**Instructions for the task:** All the records that follow need to be reproduced exactly. Omit the images.

**Dataset records:**
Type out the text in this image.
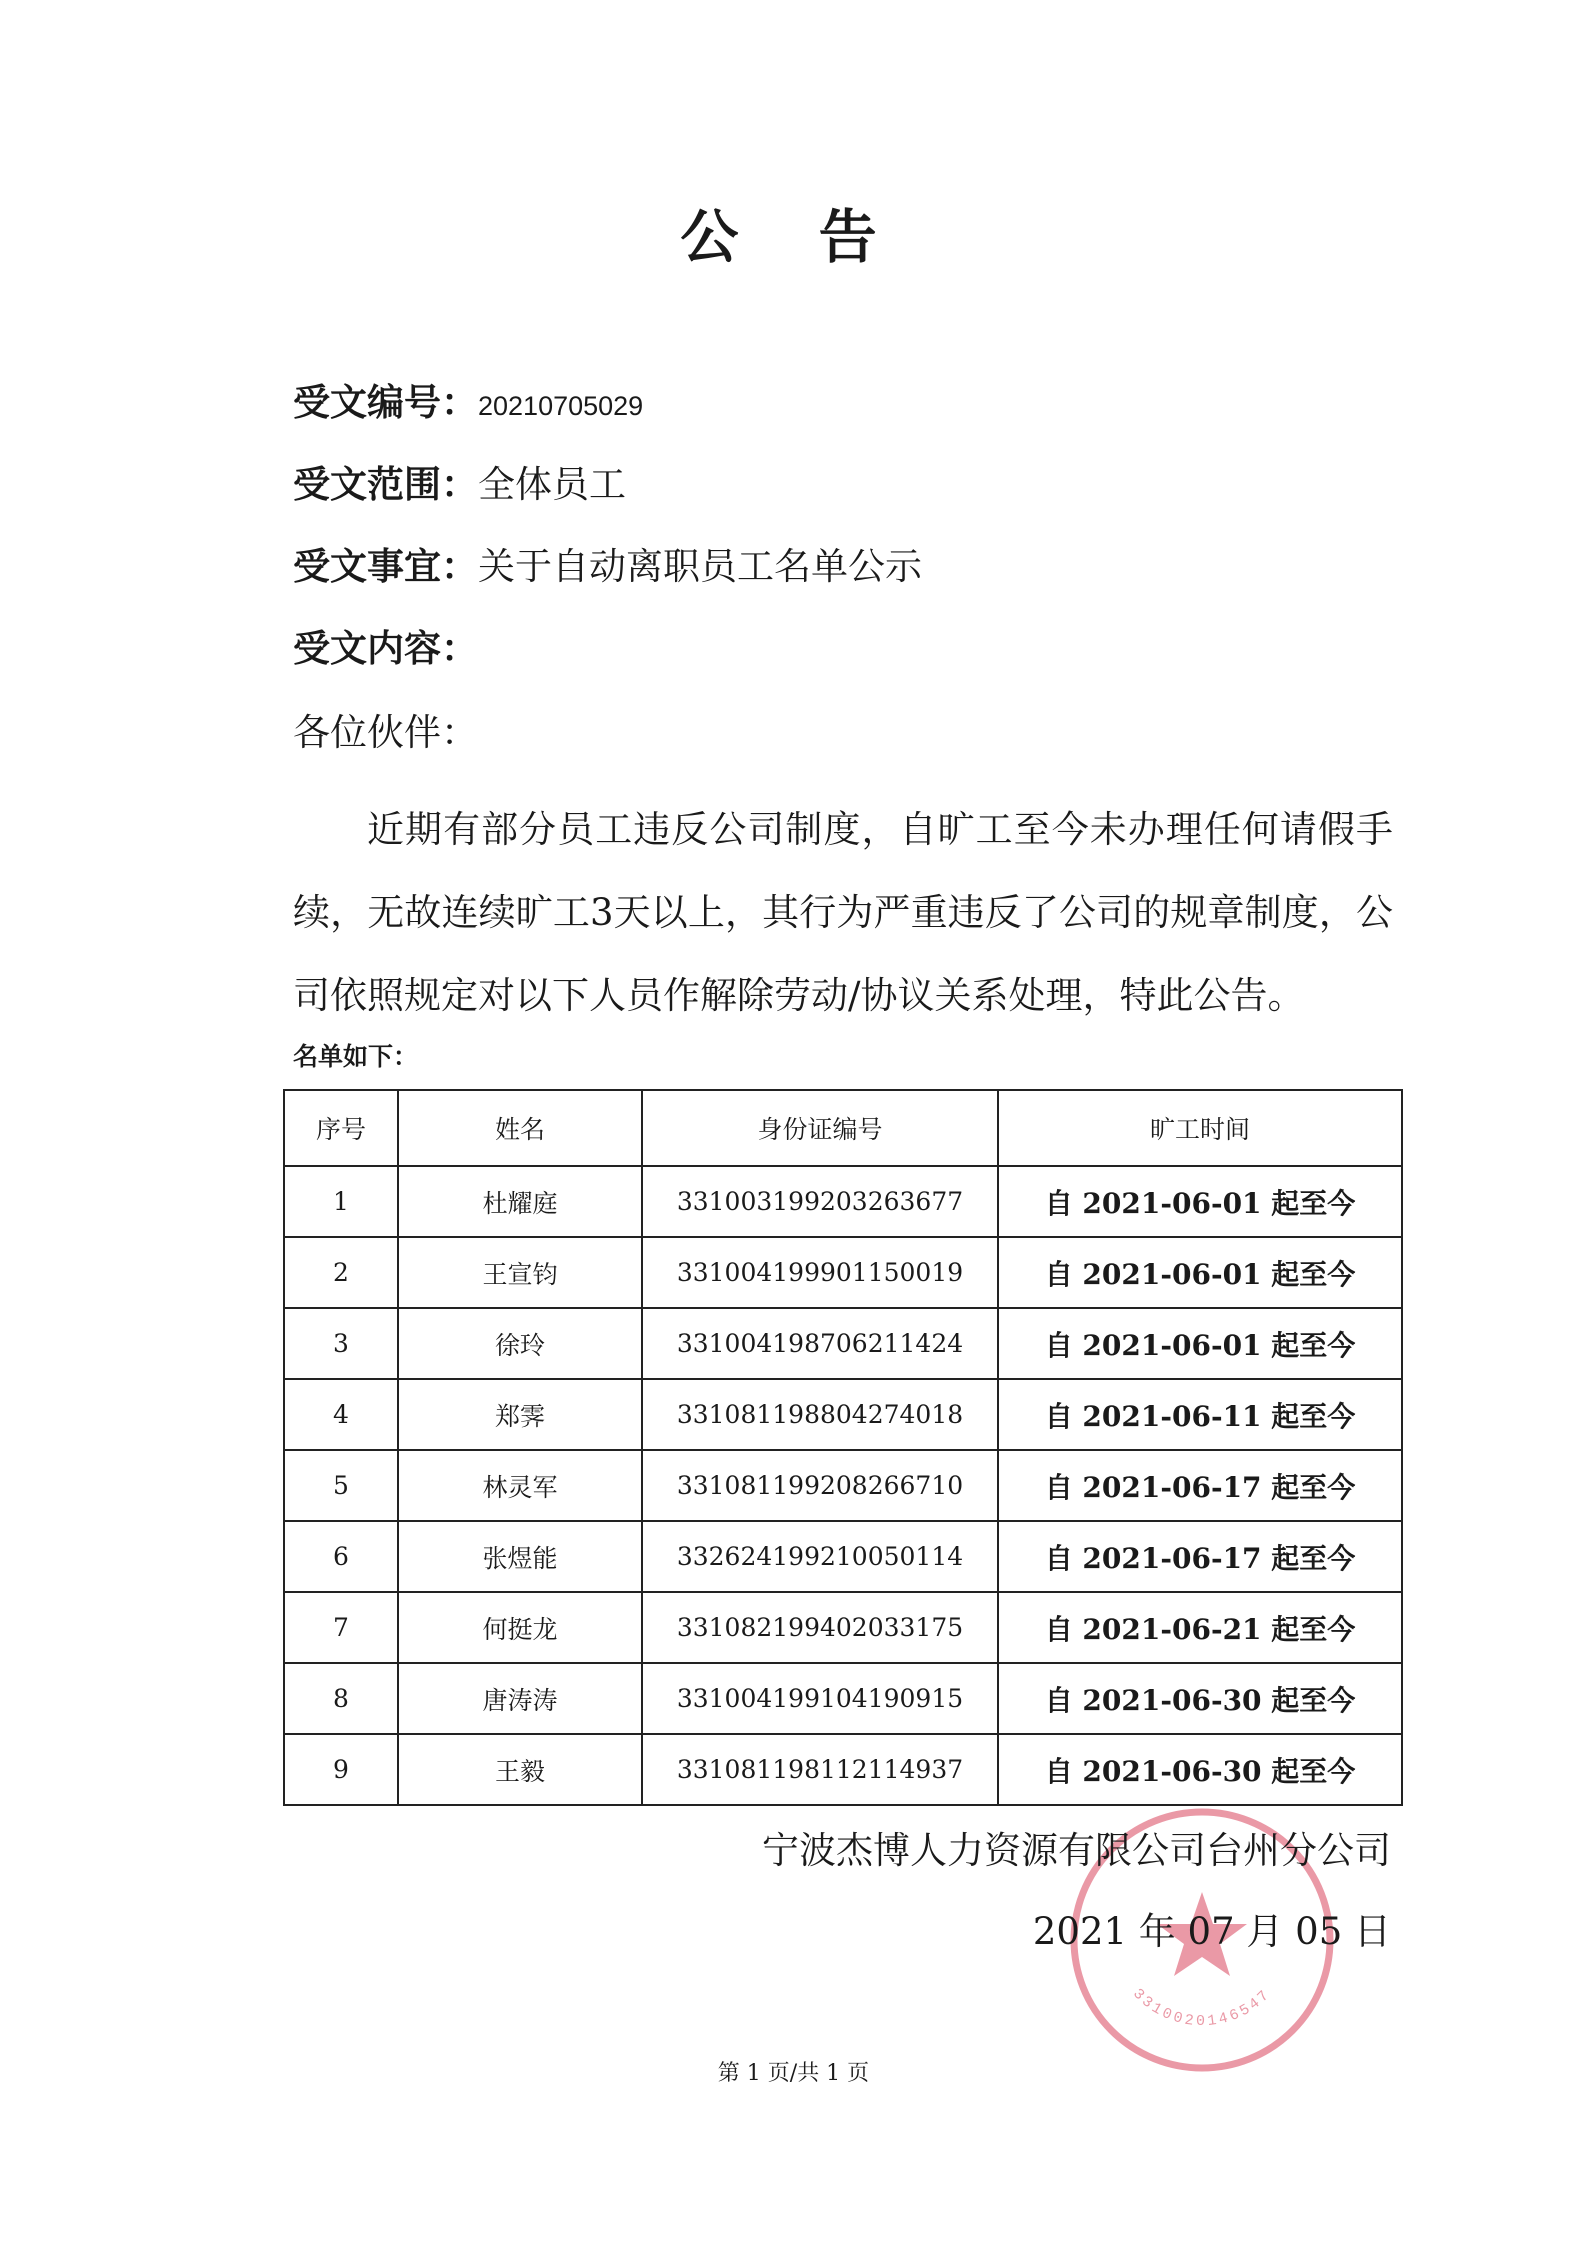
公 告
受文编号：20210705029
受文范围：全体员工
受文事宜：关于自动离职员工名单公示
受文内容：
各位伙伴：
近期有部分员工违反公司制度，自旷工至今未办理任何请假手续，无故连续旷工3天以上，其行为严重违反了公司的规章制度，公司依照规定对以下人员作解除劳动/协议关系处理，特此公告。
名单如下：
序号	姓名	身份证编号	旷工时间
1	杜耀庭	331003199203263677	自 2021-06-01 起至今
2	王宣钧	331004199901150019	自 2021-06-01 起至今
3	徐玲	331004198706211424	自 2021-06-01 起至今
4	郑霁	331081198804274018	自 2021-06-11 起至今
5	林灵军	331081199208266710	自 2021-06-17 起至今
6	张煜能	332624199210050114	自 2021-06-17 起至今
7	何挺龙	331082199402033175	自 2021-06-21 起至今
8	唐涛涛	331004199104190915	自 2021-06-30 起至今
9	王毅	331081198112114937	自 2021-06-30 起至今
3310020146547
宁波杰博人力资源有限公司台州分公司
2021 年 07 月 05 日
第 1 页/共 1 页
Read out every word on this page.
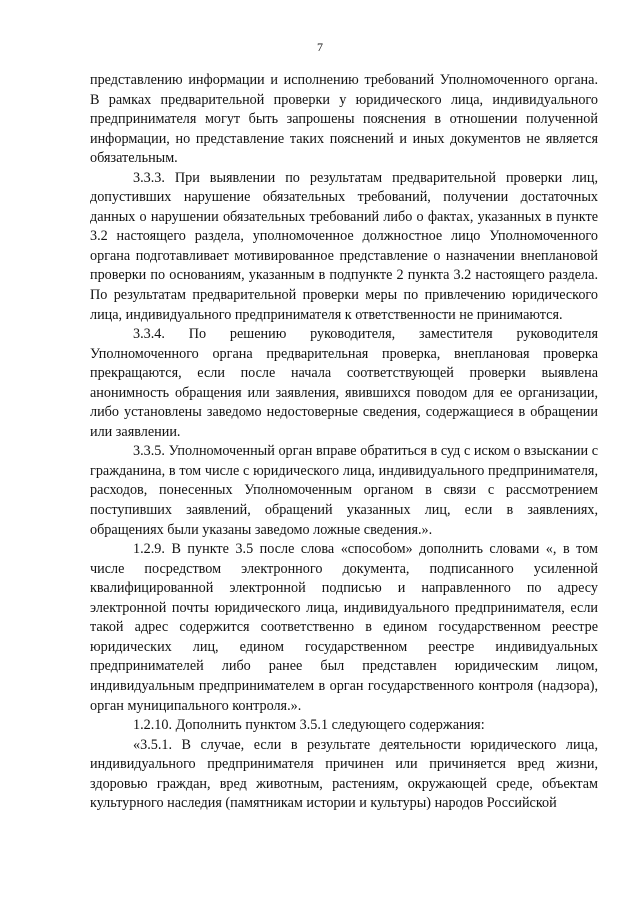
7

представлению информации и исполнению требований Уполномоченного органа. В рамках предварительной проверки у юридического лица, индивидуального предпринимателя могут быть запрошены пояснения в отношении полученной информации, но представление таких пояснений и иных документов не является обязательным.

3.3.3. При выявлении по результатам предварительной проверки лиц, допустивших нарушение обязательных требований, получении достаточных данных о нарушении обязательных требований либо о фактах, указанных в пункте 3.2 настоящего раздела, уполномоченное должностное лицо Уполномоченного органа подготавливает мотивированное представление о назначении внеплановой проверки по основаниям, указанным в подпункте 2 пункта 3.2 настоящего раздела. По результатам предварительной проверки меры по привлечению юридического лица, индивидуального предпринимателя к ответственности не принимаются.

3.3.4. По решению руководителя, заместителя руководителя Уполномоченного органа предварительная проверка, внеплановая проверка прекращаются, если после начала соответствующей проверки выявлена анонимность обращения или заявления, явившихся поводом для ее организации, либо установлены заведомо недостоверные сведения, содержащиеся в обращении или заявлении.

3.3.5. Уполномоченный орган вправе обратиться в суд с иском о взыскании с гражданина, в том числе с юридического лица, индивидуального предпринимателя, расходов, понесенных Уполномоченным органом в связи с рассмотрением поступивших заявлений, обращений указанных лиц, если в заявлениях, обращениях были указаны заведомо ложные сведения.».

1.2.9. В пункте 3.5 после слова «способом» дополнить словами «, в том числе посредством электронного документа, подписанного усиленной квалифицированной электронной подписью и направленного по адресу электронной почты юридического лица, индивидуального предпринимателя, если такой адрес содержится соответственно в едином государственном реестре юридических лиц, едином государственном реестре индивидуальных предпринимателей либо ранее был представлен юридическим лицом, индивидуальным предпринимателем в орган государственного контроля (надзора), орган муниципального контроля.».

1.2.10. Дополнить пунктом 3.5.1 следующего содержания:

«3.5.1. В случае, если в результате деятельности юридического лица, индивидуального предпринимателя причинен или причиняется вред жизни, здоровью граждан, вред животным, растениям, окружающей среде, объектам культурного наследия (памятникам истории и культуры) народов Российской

**Task result:**
Type out the text in this image.
公 告
受文编号：20210705029
受文范围：全体员工
受文事宜：关于自动离职员工名单公示
受文内容：
各位伙伴：
近期有部分员工违反公司制度，自旷工至今未办理任何请假手续，无故连续旷工3天以上，其行为严重违反了公司的规章制度，公司依照规定对以下人员作解除劳动/协议关系处理，特此公告。
名单如下：
序号	姓名	身份证编号	旷工时间
1	杜耀庭	331003199203263677	自 2021-06-01 起至今
2	王宣钧	331004199901150019	自 2021-06-01 起至今
3	徐玲	331004198706211424	自 2021-06-01 起至今
4	郑霁	331081198804274018	自 2021-06-11 起至今
5	林灵军	331081199208266710	自 2021-06-17 起至今
6	张煜能	332624199210050114	自 2021-06-17 起至今
7	何挺龙	331082199402033175	自 2021-06-21 起至今
8	唐涛涛	331004199104190915	自 2021-06-30 起至今
9	王毅	331081198112114937	自 2021-06-30 起至今
3310020146547
宁波杰博人力资源有限公司台州分公司
2021 年 07 月 05 日
第 1 页/共 1 页
Read out every word on this page.
7

представлению информации и исполнению требований Уполномоченного органа. В рамках предварительной проверки у юридического лица, индивидуального предпринимателя могут быть запрошены пояснения в отношении полученной информации, но представление таких пояснений и иных документов не является обязательным.

3.3.3. При выявлении по результатам предварительной проверки лиц, допустивших нарушение обязательных требований, получении достаточных данных о нарушении обязательных требований либо о фактах, указанных в пункте 3.2 настоящего раздела, уполномоченное должностное лицо Уполномоченного органа подготавливает мотивированное представление о назначении внеплановой проверки по основаниям, указанным в подпункте 2 пункта 3.2 настоящего раздела. По результатам предварительной проверки меры по привлечению юридического лица, индивидуального предпринимателя к ответственности не принимаются.

3.3.4. По решению руководителя, заместителя руководителя Уполномоченного органа предварительная проверка, внеплановая проверка прекращаются, если после начала соответствующей проверки выявлена анонимность обращения или заявления, явившихся поводом для ее организации, либо установлены заведомо недостоверные сведения, содержащиеся в обращении или заявлении.

3.3.5. Уполномоченный орган вправе обратиться в суд с иском о взыскании с гражданина, в том числе с юридического лица, индивидуального предпринимателя, расходов, понесенных Уполномоченным органом в связи с рассмотрением поступивших заявлений, обращений указанных лиц, если в заявлениях, обращениях были указаны заведомо ложные сведения.».

1.2.9. В пункте 3.5 после слова «способом» дополнить словами «, в том числе посредством электронного документа, подписанного усиленной квалифицированной электронной подписью и направленного по адресу электронной почты юридического лица, индивидуального предпринимателя, если такой адрес содержится соответственно в едином государственном реестре юридических лиц, едином государственном реестре индивидуальных предпринимателей либо ранее был представлен юридическим лицом, индивидуальным предпринимателем в орган государственного контроля (надзора), орган муниципального контроля.».

1.2.10. Дополнить пунктом 3.5.1 следующего содержания:

«3.5.1. В случае, если в результате деятельности юридического лица, индивидуального предпринимателя причинен или причиняется вред жизни, здоровью граждан, вред животным, растениям, окружающей среде, объектам культурного наследия (памятникам истории и культуры) народов Российской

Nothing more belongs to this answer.